## Begin

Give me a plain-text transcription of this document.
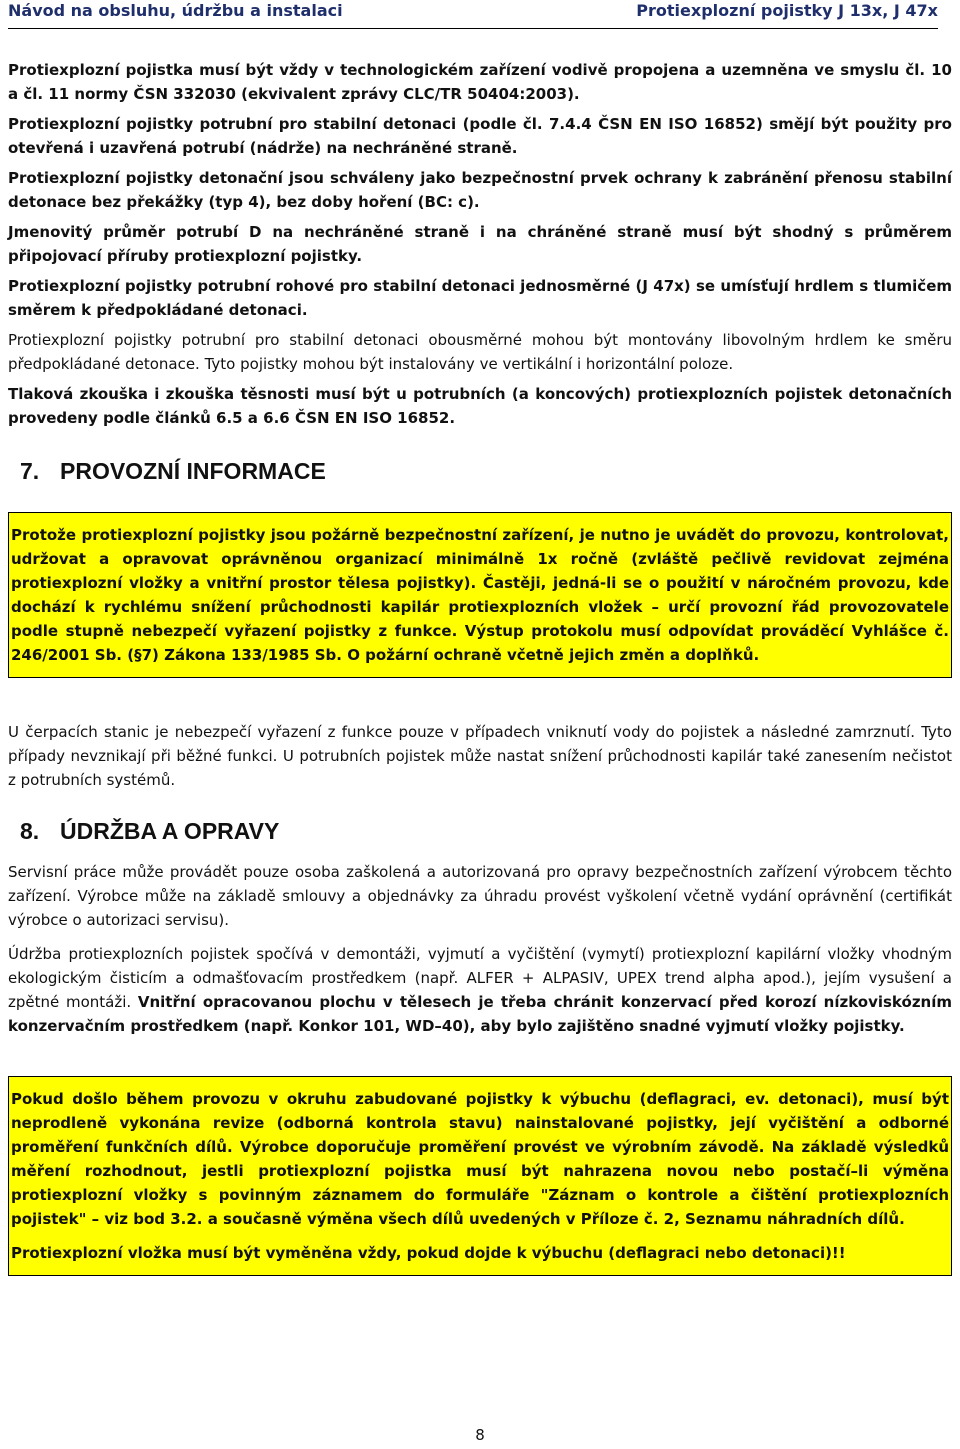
Návod na obsluhu, údržbu a instalaci	Protiexplozní pojistky J 13x, J 47x

Protiexplozní pojistka musí být vždy v technologickém zařízení vodivě propojena a uzemněna ve smyslu čl. 10 a čl. 11 normy ČSN 332030 (ekvivalent zprávy CLC/TR 50404:2003).

Protiexplozní pojistky potrubní pro stabilní detonaci (podle čl. 7.4.4 ČSN EN ISO 16852) smějí být použity pro otevřená i uzavřená potrubí (nádrže) na nechráněné straně.

Protiexplozní pojistky detonační jsou schváleny jako bezpečnostní prvek ochrany k zabránění přenosu stabilní detonace bez překážky (typ 4), bez doby hoření (BC: c).

Jmenovitý průměr potrubí D na nechráněné straně i na chráněné straně musí být shodný s průměrem připojovací příruby protiexplozní pojistky.

Protiexplozní pojistky potrubní rohové pro stabilní detonaci jednosměrné (J 47x) se umísťují hrdlem s tlumičem směrem k předpokládané detonaci.

Protiexplozní pojistky potrubní pro stabilní detonaci obousměrné mohou být montovány libovolným hrdlem ke směru předpokládané detonace. Tyto pojistky mohou být instalovány ve vertikální i horizontální poloze.

Tlaková zkouška i zkouška těsnosti musí být u potrubních (a koncových) protiexplozních pojistek detonačních provedeny podle článků 6.5 a 6.6 ČSN EN ISO 16852.

7. PROVOZNÍ INFORMACE

Protože protiexplozní pojistky jsou požárně bezpečnostní zařízení, je nutno je uvádět do provozu, kontrolovat, udržovat a opravovat oprávněnou organizací minimálně 1x ročně (zvláště pečlivě revidovat zejména protiexplozní vložky a vnitřní prostor tělesa pojistky). Častěji, jedná-li se o použití v náročném provozu, kde dochází k rychlému snížení průchodnosti kapilár protiexplozních vložek – určí provozní řád provozovatele podle stupně nebezpečí vyřazení pojistky z funkce. Výstup protokolu musí odpovídat prováděcí Vyhlášce č. 246/2001 Sb. (§7) Zákona 133/1985 Sb. O požární ochraně včetně jejich změn a doplňků.

U čerpacích stanic je nebezpečí vyřazení z funkce pouze v případech vniknutí vody do pojistek a následné zamrznutí. Tyto případy nevznikají při běžné funkci. U potrubních pojistek může nastat snížení průchodnosti kapilár také zanesením nečistot z potrubních systémů.

8. ÚDRŽBA A OPRAVY

Servisní práce může provádět pouze osoba zaškolená a autorizovaná pro opravy bezpečnostních zařízení výrobcem těchto zařízení. Výrobce může na základě smlouvy a objednávky za úhradu provést vyškolení včetně vydání oprávnění (certifikát výrobce o autorizaci servisu).

Údržba protiexplozních pojistek spočívá v demontáži, vyjmutí a vyčištění (vymytí) protiexplozní kapilární vložky vhodným ekologickým čisticím a odmašťovacím prostředkem (např. ALFER + ALPASIV, UPEX trend alpha apod.), jejím vysušení a zpětné montáži. Vnitřní opracovanou plochu v tělesech je třeba chránit konzervací před korozí nízkoviskózním konzervačním prostředkem (např. Konkor 101, WD–40), aby bylo zajištěno snadné vyjmutí vložky pojistky.

Pokud došlo během provozu v okruhu zabudované pojistky k výbuchu (deflagraci, ev. detonaci), musí být neprodleně vykonána revize (odborná kontrola stavu) nainstalované pojistky, její vyčištění a odborné proměření funkčních dílů. Výrobce doporučuje proměření provést ve výrobním závodě. Na základě výsledků měření rozhodnout, jestli protiexplozní pojistka musí být nahrazena novou nebo postačí–li výměna protiexplozní vložky s povinným záznamem do formuláře "Záznam o kontrole a čištění protiexplozních pojistek" – viz bod 3.2. a současně výměna všech dílů uvedených v Příloze č. 2, Seznamu náhradních dílů.

Protiexplozní vložka musí být vyměněna vždy, pokud dojde k výbuchu (deflagraci nebo detonaci)!!

8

## End

#### Exercise brief
Copy all lines of the listing above that contain the string "může".

#### Finished task
U čerpacích stanic je nebezpečí vyřazení z funkce pouze v případech vniknutí vody do pojistek a následné zamrznutí. Tyto případy nevznikají při běžné funkci. U potrubních pojistek může nastat snížení průchodnosti kapilár také zanesením nečistot z potrubních systémů.
Servisní práce může provádět pouze osoba zaškolená a autorizovaná pro opravy bezpečnostních zařízení výrobcem těchto zařízení. Výrobce může na základě smlouvy a objednávky za úhradu provést vyškolení včetně vydání oprávnění (certifikát výrobce o autorizaci servisu).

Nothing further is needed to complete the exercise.